BEGIN
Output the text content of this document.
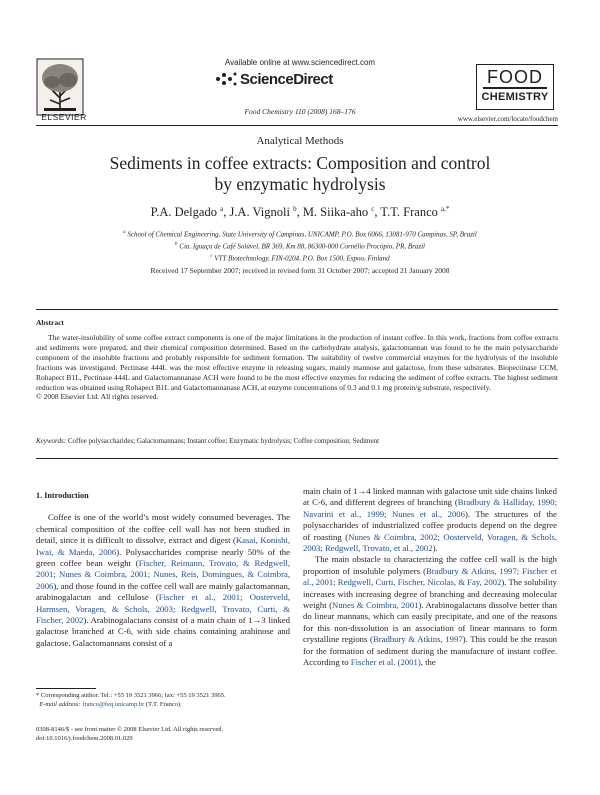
ELSEVIER
Available online at www.sciencedirect.com
ScienceDirect
Food Chemistry 110 (2008) 168–176
FOOD
CHEMISTRY
www.elsevier.com/locate/foodchem
Analytical Methods
Sediments in coffee extracts: Composition and control
by enzymatic hydrolysis
P.A. Delgado $^a$, J.A. Vignoli $^b$, M. Siika-aho $^c$, T.T. Franco $^{a,*}$
$^a$ School of Chemical Engineering, State University of Campinas, UNICAMP, P.O. Box 6066, 13081-970 Campinas, SP, Brazil
$^b$ Cia. Iguaçu de Café Solúvel, BR 369, Km 88, 86300-000 Cornélio Procópio, PR, Brazil
$^c$ VTT Biotechnology, FIN-0204, P.O. Box 1500, Espoo, Finland
Received 17 September 2007; received in revised form 31 October 2007; accepted 21 January 2008
Abstract

The water-insolubility of some coffee extract components is one of the major limitations in the production of instant coffee. In this work, fractions from coffee extracts and sediments were prepared, and their chemical composition determined. Based on the carbohydrate analysis, galactomannan was found to be the main polysaccharide component of the insoluble fractions and probably responsible for sediment formation. The suitability of twelve commercial enzymes for the hydrolysis of the insoluble fractions was investigated. Pectinase 444L was the most effective enzyme in releasing sugars, mainly mannose and galactose, from these substrates. Biopectinase CCM, Rohapect B1L, Pectinase 444L and Galactomannanase ACH were found to be the most effective enzymes for reducing the sediment of coffee extracts. The highest sediment reduction was obtained using Rohapect B1L and Galactomannanase ACH, at enzyme concentrations of 0.3 and 0.1 mg protein/g substrate, respectively.

© 2008 Elsevier Ltd. All rights reserved.

Keywords: Coffee polysaccharides; Galactomannans; Instant coffee; Enzymatic hydrolysis; Coffee composition; Sediment
1. Introduction

Coffee is one of the world’s most widely consumed beverages. The chemical composition of the coffee cell wall has not been studied in detail, since it is difficult to dissolve, extract and digest (Kasai, Konishi, Iwai, & Maeda, 2006). Polysaccharides comprise nearly 50% of the green coffee bean weight (Fischer, Reimann, Trovato, & Redgwell, 2001; Nunes & Coimbra, 2001; Nunes, Reis, Domingues, & Coimbra, 2006), and those found in the coffee cell wall are mainly galactomannan, arabinogalactan and cellulose (Fischer et al., 2001; Oosterveld, Harmsen, Voragen, & Schols, 2003; Redgwell, Trovato, Curti, & Fischer, 2002). Arabinogalactans consist of a main chain of 1→3 linked galactose branched at C-6, with side chains containing arabinose and galactose. Galactomannans consist of a

main chain of 1→4 linked mannan with galactose unit side chains linked at C-6, and different degrees of branching (Bradbury & Halliday, 1990; Navarini et al., 1999; Nunes et al., 2006). The structures of the polysaccharides of industrialized coffee products depend on the degree of roasting (Nunes & Coimbra, 2002; Oosterveld, Voragen, & Schols, 2003; Redgwell, Trovato, et al., 2002).

The main obstacle to characterizing the coffee cell wall is the high proportion of insoluble polymers (Bradbury & Atkins, 1997; Fischer et al., 2001; Redgwell, Curti, Fischer, Nicolas, & Fay, 2002). The solubility increases with increasing degree of branching and decreasing molecular weight (Nunes & Coimbra, 2001). Arabinogalactans dissolve better than do linear mannans, which can easily precipitate, and one of the reasons for this non-dissolution is an association of linear mannans to form crystalline regions (Bradbury & Atkins, 1997). This could be the reason for the formation of sediment during the manufacture of instant coffee. According to Fischer et al. (2001), the

* Corresponding author. Tel.: +55 19 3521 3966; fax: +55 19 3521 3965.
E-mail address: franco@feq.unicamp.br (T.T. Franco).
0308-8146/$ - see front matter © 2008 Elsevier Ltd. All rights reserved.
doi:10.1016/j.foodchem.2008.01.029
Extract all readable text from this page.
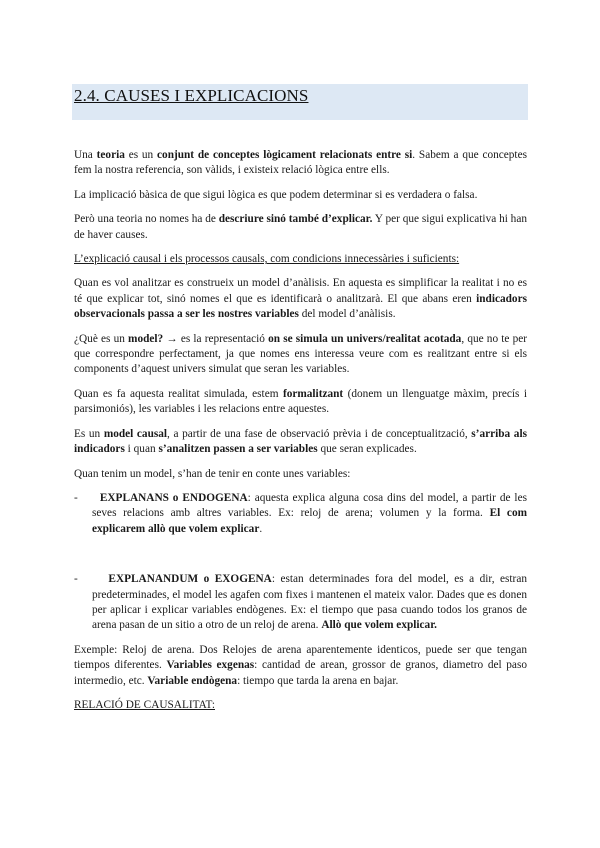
2.4. CAUSES I EXPLICACIONS

Una teoria es un conjunt de conceptes lògicament relacionats entre si. Sabem a que conceptes fem la nostra referencia, son vàlids, i existeix relació lògica entre ells.

La implicació bàsica de que sigui lògica es que podem determinar si es verdadera o falsa.

Però una teoria no nomes ha de descriure sinó també d’explicar. Y per que sigui explicativa hi han de haver causes.

L’explicació causal i els processos causals, com condicions innecessàries i suficients:

Quan es vol analitzar es construeix un model d’anàlisis. En aquesta es simplificar la realitat i no es té que explicar tot, sinó nomes el que es identificarà o analitzarà. El que abans eren indicadors observacionals passa a ser les nostres variables del model d’anàlisis.

¿Què es un model? → es la representació on se simula un univers/realitat acotada, que no te per que correspondre perfectament, ja que nomes ens interessa veure com es realitzant entre si els components d’aquest univers simulat que seran les variables.

Quan es fa aquesta realitat simulada, estem formalitzant (donem un llenguatge màxim, precís i parsimoniós), les variables i les relacions entre aquestes.

Es un model causal, a partir de una fase de observació prèvia i de conceptualització, s’arriba als indicadors i quan s’analitzen passen a ser variables que seran explicades.

Quan tenim un model, s’han de tenir en conte unes variables:

-	EXPLANANS o ENDOGENA: aquesta explica alguna cosa dins del model, a partir de les seves relacions amb altres variables. Ex: reloj de arena; volumen y la forma. El com explicarem allò que volem explicar.
-	EXPLANANDUM o EXOGENA: estan determinades fora del model, es a dir, estran predeterminades, el model les agafen com fixes i mantenen el mateix valor. Dades que es donen per aplicar i explicar variables endògenes. Ex: el tiempo que pasa cuando todos los granos de arena pasan de un sitio a otro de un reloj de arena. Allò que volem explicar.

Exemple: Reloj de arena. Dos Relojes de arena aparentemente identicos, puede ser que tengan tiempos diferentes. Variables exgenas: cantidad de arean, grossor de granos, diametro del paso intermedio, etc. Variable endògena: tiempo que tarda la arena en bajar.

RELACIÓ DE CAUSALITAT:
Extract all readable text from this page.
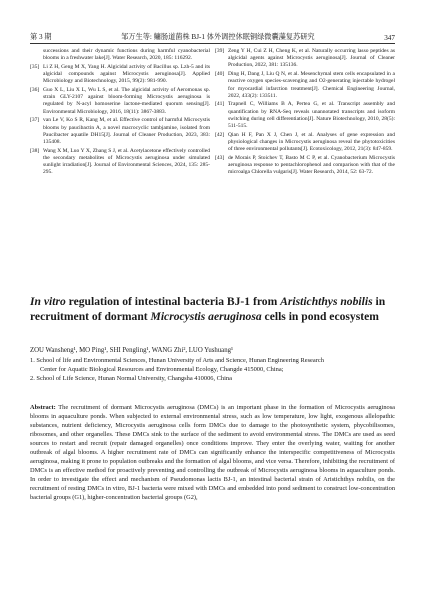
第 3 期	邹万生等: 鳙肠道菌株 BJ-1 体外调控休眠铜绿微囊藻复苏研究	347
successions and their dynamic functions during harmful cyanobacterial blooms in a freshwater lake[J]. Water Research, 2020, 185: 116292.
[35] Li Z H, Geng M X, Yang H. Algicidal activity of Bacillus sp. Lzh-5 and its algicidal compounds against Microcystis aeruginosa[J]. Applied Microbiology and Biotechnology, 2015, 99(2): 981-990.
[36] Guo X L, Liu X L, Wu L S, et al. The algicidal activity of Aeromonas sp. strain GLY-2107 against bloom-forming Microcystis aeruginosa is regulated by N-acyl homoserine lactone-mediated quorum sensing[J]. Environmental Microbiology, 2016, 18(11): 3867-3883.
[37] van Le V, Ko S R, Kang M, et al. Effective control of harmful Microcystis blooms by paucibactin A, a novel macrocyclic tambjamine, isolated from Paucibacter aquatile DH15[J]. Journal of Cleaner Production, 2023, 383: 135408.
[38] Wang X M, Luo Y X, Zhang S J, et al. Acetylacetone effectively controlled the secondary metabolites of Microcystis aeruginosa under simulated sunlight irradiation[J]. Journal of Environmental Sciences, 2024, 135: 285-295.
[39] Zeng Y H, Cui Z H, Cheng K, et al. Naturally occurring lasso peptides as algicidal agents against Microcystis aeruginosa[J]. Journal of Cleaner Production, 2022, 381: 135136.
[40] Ding H, Dang J, Liu Q N, et al. Mesenchymal stem cells encapsulated in a reactive oxygen species-scavenging and O2-generating injectable hydrogel for myocardial infarction treatment[J]. Chemical Engineering Journal, 2022, 433(2): 133511.
[41] Trapnell C, Williams B A, Pertea G, et al. Transcript assembly and quantification by RNA-Seq reveals unannotated transcripts and isoform switching during cell differentiation[J]. Nature Biotechnology, 2010, 28(5): 511-515.
[42] Qian H F, Pan X J, Chen J, et al. Analyses of gene expression and physiological changes in Microcystis aeruginosa reveal the phytotoxicities of three environmental pollutants[J]. Ecotoxicology, 2012, 21(3): 847-859.
[43] de Morais P, Stoichev T, Basto M C P, et al. Cyanobacterium Microcystis aeruginosa response to pentachlorophenol and comparison with that of the microalga Chlorella vulgaris[J]. Water Research, 2014, 52: 63-72.
In vitro regulation of intestinal bacteria BJ-1 from Aristichthys nobilis in recruitment of dormant Microcystis aeruginosa cells in pond ecosystem
ZOU Wansheng¹, MO Ping¹, SHI Pengling¹, WANG Zhi², LUO Yushuang¹
1. School of life and Environmental Sciences, Hunan University of Arts and Science, Hunan Engineering Research
Center for Aquatic Biological Resources and Environmental Ecology, Changde 415000, China;
2. School of Life Science, Hunan Normal University, Changsha 410006, China
Abstract: The recruitment of dormant Microcystis aeruginosa (DMCs) is an important phase in the formation of Microcystis aeruginosa blooms in aquaculture ponds. When subjected to external environmental stress, such as low temperature, low light, exogenous allelopathic substances, nutrient deficiency, Microcystis aeruginosa cells form DMCs due to damage to the photosynthetic system, phycobilisomes, ribosomes, and other organelles. These DMCs sink to the surface of the sediment to avoid environmental stress. The DMCs are used as seed sources to restart and recruit (repair damaged organelles) once conditions improve. They enter the overlying water, waiting for another outbreak of algal blooms. A higher recruitment rate of DMCs can significantly enhance the interspecific competitiveness of Microcystis aeruginosa, making it prone to population outbreaks and the formation of algal blooms, and vice versa. Therefore, inhibiting the recruitment of DMCs is an effective method for proactively preventing and controlling the outbreak of Microcystis aeruginosa blooms in aquaculture ponds. In order to investigate the effect and mechanism of Pseudomonas lactis BJ-1, an intestinal bacterial strain of Aristichthys nobilis, on the recruitment of resting DMCs in vitro, BJ-1 bacteria were mixed with DMCs and embedded into pond sediment to construct low-concentration bacterial groups (G1), higher-concentration bacterial groups (G2),
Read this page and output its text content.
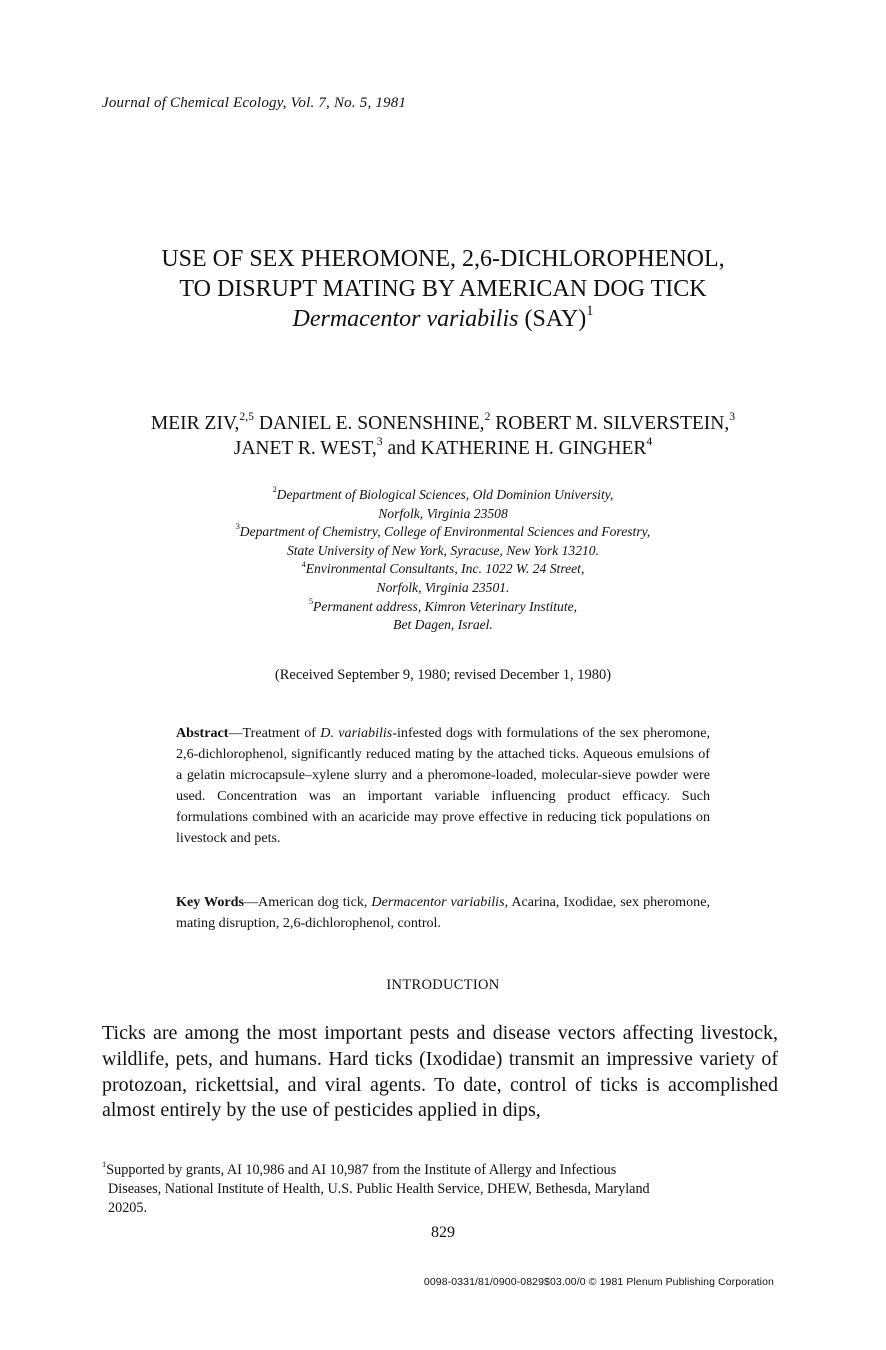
Journal of Chemical Ecology, Vol. 7, No. 5, 1981
USE OF SEX PHEROMONE, 2,6-DICHLOROPHENOL,
TO DISRUPT MATING BY AMERICAN DOG TICK
Dermacentor variabilis (SAY)$^1$
MEIR ZIV,$^{2,5}$ DANIEL E. SONENSHINE,$^2$ ROBERT M. SILVERSTEIN,$^3$
JANET R. WEST,$^3$ and KATHERINE H. GINGHER$^4$
$^2$Department of Biological Sciences, Old Dominion University,
Norfolk, Virginia 23508
$^3$Department of Chemistry, College of Environmental Sciences and Forestry,
State University of New York, Syracuse, New York 13210.
$^4$Environmental Consultants, Inc. 1022 W. 24 Street,
Norfolk, Virginia 23501.
$^5$Permanent address, Kimron Veterinary Institute,
Bet Dagen, Israel.
(Received September 9, 1980; revised December 1, 1980)
Abstract—Treatment of D. variabilis-infested dogs with formulations of the sex pheromone, 2,6-dichlorophenol, significantly reduced mating by the attached ticks. Aqueous emulsions of a gelatin microcapsule–xylene slurry and a pheromone-loaded, molecular-sieve powder were used. Concentration was an important variable influencing product efficacy. Such formulations combined with an acaricide may prove effective in reducing tick populations on livestock and pets.
Key Words—American dog tick, Dermacentor variabilis, Acarina, Ixodidae, sex pheromone, mating disruption, 2,6-dichlorophenol, control.
INTRODUCTION
Ticks are among the most important pests and disease vectors affecting livestock, wildlife, pets, and humans. Hard ticks (Ixodidae) transmit an impressive variety of protozoan, rickettsial, and viral agents. To date, control of ticks is accomplished almost entirely by the use of pesticides applied in dips,
$^1$Supported by grants, AI 10,986 and AI 10,987 from the Institute of Allergy and Infectious
Diseases, National Institute of Health, U.S. Public Health Service, DHEW, Bethesda, Maryland
20205.
829
0098-0331/81/0900-0829$03.00/0 © 1981 Plenum Publishing Corporation
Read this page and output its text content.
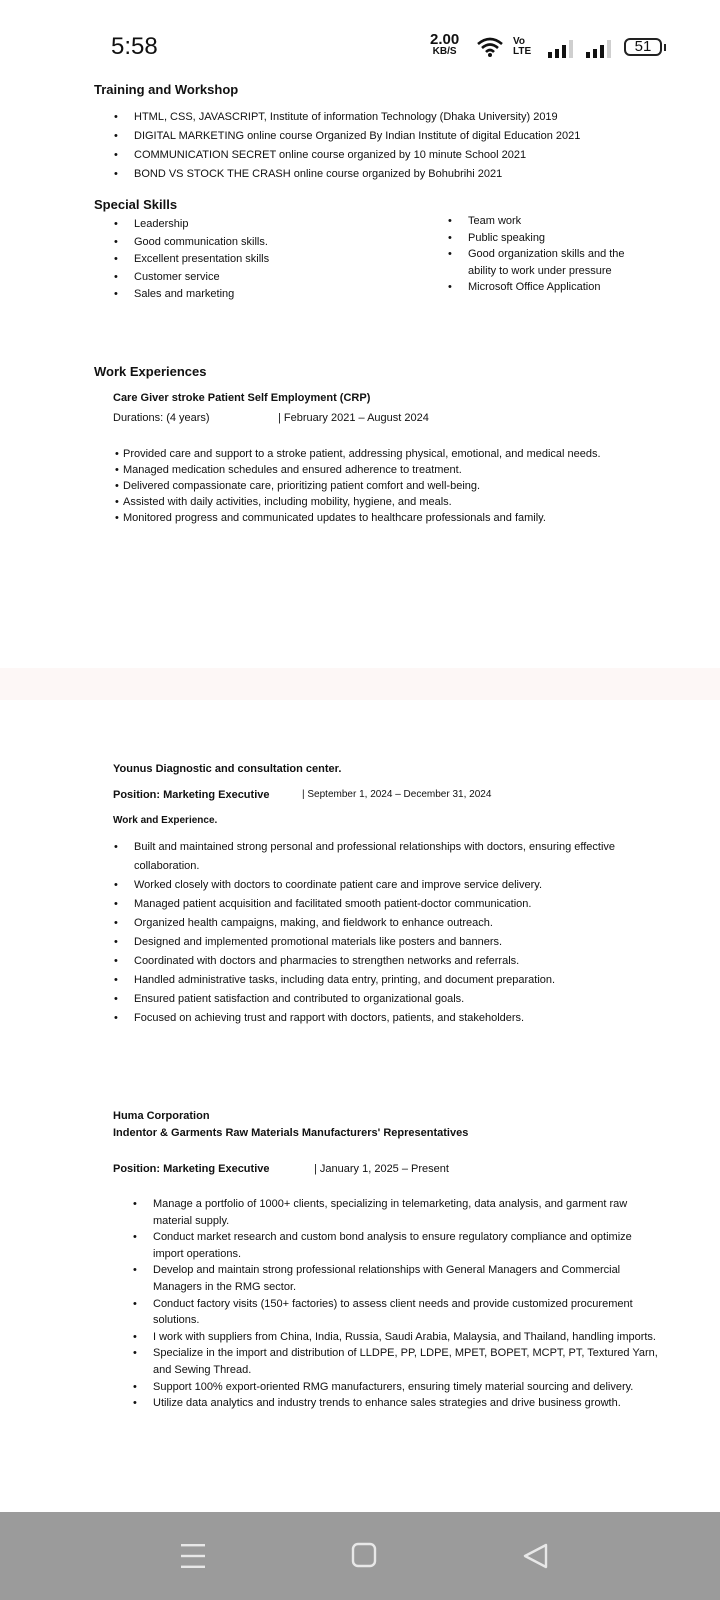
5:58	2.00
KB/S
Vo LTE	51
Training and Workshop
• HTML, CSS, JAVASCRIPT, Institute of information Technology (Dhaka University) 2019
• DIGITAL MARKETING online course Organized By Indian Institute of digital Education 2021
• COMMUNICATION SECRET online course organized by 10 minute School 2021
• BOND VS STOCK THE CRASH online course organized by Bohubrihi 2021
Special Skills
• Leadership
• Good communication skills.
• Excellent presentation skills
• Customer service
• Sales and marketing
• Team work
• Public speaking
• Good organization skills and the ability to work under pressure
• Microsoft Office Application
Work Experiences
Care Giver stroke Patient Self Employment (CRP)
Durations: (4 years)	| February 2021 – August 2024
• Provided care and support to a stroke patient, addressing physical, emotional, and medical needs.
• Managed medication schedules and ensured adherence to treatment.
• Delivered compassionate care, prioritizing patient comfort and well-being.
• Assisted with daily activities, including mobility, hygiene, and meals.
• Monitored progress and communicated updates to healthcare professionals and family.
Younus Diagnostic and consultation center.
Position: Marketing Executive	| September 1, 2024 – December 31, 2024
Work and Experience.
• Built and maintained strong personal and professional relationships with doctors, ensuring effective collaboration.
• Worked closely with doctors to coordinate patient care and improve service delivery.
• Managed patient acquisition and facilitated smooth patient-doctor communication.
• Organized health campaigns, making, and fieldwork to enhance outreach.
• Designed and implemented promotional materials like posters and banners.
• Coordinated with doctors and pharmacies to strengthen networks and referrals.
• Handled administrative tasks, including data entry, printing, and document preparation.
• Ensured patient satisfaction and contributed to organizational goals.
• Focused on achieving trust and rapport with doctors, patients, and stakeholders.
Huma Corporation
Indentor & Garments Raw Materials Manufacturers' Representatives
Position: Marketing Executive	| January 1, 2025 – Present
• Manage a portfolio of 1000+ clients, specializing in telemarketing, data analysis, and garment raw material supply.
• Conduct market research and custom bond analysis to ensure regulatory compliance and optimize import operations.
• Develop and maintain strong professional relationships with General Managers and Commercial Managers in the RMG sector.
• Conduct factory visits (150+ factories) to assess client needs and provide customized procurement solutions.
• I work with suppliers from China, India, Russia, Saudi Arabia, Malaysia, and Thailand, handling imports.
• Specialize in the import and distribution of LLDPE, PP, LDPE, MPET, BOPET, MCPT, PT, Textured Yarn, and Sewing Thread.
• Support 100% export-oriented RMG manufacturers, ensuring timely material sourcing and delivery.
• Utilize data analytics and industry trends to enhance sales strategies and drive business growth.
END
* [YOUR INSTRUCTIONS]
In the records above, find the lines containing "foodchem" and copy them.

* [TASK RESULT]
www.elsevier.com/locate/foodchem
doi:10.1016/j.foodchem.2008.01.029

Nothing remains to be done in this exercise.